>> begin SOURCE DATA
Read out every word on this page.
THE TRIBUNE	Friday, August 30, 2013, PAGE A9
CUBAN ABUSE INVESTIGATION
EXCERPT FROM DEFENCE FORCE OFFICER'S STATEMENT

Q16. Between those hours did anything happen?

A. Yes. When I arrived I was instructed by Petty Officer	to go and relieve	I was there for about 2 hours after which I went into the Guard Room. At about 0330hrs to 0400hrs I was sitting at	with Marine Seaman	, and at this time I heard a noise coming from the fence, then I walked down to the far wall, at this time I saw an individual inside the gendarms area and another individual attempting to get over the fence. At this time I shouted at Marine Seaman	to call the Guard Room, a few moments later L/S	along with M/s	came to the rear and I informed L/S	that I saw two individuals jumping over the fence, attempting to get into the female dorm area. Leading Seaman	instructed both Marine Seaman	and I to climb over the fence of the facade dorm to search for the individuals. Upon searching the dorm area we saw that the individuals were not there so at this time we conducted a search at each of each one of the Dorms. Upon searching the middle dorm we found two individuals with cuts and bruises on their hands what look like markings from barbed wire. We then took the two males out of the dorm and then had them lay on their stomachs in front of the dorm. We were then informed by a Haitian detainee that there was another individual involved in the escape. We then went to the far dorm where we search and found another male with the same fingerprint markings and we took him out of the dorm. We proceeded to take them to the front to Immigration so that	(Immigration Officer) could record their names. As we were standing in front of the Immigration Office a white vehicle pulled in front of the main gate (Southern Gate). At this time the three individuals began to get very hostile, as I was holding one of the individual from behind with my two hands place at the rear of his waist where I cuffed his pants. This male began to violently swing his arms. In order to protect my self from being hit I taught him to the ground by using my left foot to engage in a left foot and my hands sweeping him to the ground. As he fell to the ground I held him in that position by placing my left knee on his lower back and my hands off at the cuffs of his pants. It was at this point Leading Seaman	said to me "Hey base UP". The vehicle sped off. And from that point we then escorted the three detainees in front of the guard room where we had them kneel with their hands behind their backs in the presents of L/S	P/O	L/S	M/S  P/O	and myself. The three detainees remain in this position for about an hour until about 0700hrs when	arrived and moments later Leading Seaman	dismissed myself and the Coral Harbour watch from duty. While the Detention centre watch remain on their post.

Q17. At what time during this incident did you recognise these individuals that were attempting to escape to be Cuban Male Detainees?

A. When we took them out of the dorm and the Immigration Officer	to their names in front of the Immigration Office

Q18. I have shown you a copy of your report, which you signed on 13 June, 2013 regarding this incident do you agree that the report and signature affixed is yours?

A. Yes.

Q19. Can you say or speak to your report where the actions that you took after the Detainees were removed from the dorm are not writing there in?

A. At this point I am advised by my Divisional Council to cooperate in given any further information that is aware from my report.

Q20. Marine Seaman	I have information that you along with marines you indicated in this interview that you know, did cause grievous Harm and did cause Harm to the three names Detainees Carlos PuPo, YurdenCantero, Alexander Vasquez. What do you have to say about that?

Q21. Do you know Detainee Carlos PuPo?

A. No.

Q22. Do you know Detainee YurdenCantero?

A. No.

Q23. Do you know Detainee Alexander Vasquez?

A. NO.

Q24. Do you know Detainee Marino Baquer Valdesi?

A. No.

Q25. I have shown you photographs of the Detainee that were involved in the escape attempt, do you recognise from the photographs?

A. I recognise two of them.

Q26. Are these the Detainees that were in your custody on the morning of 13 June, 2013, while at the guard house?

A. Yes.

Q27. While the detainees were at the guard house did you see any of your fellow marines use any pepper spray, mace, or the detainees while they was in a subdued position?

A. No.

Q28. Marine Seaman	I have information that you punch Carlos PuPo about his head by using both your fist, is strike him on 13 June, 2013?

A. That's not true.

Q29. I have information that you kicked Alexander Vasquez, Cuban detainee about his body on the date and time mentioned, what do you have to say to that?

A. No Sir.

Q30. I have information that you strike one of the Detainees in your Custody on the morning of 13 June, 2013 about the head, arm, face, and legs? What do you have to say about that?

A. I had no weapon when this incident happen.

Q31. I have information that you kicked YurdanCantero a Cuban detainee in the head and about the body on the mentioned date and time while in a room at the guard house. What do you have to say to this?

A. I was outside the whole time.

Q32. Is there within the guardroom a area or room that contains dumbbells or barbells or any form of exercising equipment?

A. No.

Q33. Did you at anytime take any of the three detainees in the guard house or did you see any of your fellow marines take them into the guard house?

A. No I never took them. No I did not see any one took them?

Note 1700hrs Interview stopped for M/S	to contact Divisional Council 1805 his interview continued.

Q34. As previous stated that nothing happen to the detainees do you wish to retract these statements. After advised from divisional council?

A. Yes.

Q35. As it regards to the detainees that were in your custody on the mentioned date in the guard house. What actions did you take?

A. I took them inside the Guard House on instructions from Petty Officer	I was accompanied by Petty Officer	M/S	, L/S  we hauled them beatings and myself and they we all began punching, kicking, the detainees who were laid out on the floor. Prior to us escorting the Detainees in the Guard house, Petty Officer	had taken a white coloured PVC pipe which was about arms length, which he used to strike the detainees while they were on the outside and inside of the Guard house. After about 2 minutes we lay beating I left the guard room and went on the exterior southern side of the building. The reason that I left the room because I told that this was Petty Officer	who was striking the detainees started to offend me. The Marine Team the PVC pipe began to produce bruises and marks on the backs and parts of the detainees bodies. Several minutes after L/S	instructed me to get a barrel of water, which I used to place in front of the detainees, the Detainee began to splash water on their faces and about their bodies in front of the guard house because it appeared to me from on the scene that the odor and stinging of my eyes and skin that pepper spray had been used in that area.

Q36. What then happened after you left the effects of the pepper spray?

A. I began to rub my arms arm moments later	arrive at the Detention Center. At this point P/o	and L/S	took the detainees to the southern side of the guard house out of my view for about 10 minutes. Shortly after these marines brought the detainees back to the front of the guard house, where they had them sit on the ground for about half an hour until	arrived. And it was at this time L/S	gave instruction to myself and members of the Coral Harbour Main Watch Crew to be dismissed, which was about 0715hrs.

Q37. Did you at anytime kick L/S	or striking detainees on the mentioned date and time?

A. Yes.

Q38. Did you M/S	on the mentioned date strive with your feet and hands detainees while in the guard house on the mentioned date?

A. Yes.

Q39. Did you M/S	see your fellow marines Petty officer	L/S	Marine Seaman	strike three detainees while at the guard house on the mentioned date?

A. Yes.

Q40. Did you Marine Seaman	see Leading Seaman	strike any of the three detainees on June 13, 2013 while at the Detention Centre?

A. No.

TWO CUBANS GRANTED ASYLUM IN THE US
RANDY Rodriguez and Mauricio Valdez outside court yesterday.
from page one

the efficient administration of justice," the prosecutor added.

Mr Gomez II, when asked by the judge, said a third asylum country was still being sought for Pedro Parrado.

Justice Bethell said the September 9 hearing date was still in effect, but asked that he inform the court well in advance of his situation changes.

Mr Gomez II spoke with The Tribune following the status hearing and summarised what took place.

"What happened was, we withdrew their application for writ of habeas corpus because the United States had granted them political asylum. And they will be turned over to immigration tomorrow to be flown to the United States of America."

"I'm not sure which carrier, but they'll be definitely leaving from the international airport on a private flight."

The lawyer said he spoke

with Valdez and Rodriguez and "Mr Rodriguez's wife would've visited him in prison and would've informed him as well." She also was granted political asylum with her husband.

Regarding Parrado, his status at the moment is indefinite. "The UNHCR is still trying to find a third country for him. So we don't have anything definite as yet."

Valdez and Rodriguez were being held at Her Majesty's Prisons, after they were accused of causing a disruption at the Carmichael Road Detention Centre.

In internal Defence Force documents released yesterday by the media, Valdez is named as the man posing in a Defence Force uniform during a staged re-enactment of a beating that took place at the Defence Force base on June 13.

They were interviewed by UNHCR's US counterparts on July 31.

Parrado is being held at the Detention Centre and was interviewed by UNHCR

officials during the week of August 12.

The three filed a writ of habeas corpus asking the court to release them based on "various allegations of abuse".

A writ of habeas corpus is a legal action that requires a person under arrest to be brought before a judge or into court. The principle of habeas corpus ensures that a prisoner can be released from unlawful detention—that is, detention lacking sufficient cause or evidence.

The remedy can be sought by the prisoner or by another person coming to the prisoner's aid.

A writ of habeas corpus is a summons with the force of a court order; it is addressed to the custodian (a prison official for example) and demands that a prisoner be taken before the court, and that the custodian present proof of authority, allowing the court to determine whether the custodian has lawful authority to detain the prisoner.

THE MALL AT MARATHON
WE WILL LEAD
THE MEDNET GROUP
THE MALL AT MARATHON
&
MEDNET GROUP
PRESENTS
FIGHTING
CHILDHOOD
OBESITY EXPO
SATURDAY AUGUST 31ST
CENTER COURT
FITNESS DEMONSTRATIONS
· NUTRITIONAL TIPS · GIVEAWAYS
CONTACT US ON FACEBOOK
>> end SOURCE DATA
Pick out all lines from the data above in which the word "these" appears.

*TASK SOLUTION*:
Q17. At what time during this incident did you recognise these individuals that were attempting to escape to be Cuban Male Detainees?
Q26. Are these the Detainees that were in your custody on the morning of 13 June, 2013, while at the guard house?
Q34. As previous stated that nothing happen to the detainees do you wish to retract these statements. After advised from divisional council?
A. I began to rub my arms arm moments later	arrive at the Detention Center. At this point P/o	and L/S	took the detainees to the southern side of the guard house out of my view for about 10 minutes. Shortly after these marines brought the detainees back to the front of the guard house, where they had them sit on the ground for about half an hour until	arrived. And it was at this time L/S	gave instruction to myself and members of the Coral Harbour Main Watch Crew to be dismissed, which was about 0715hrs.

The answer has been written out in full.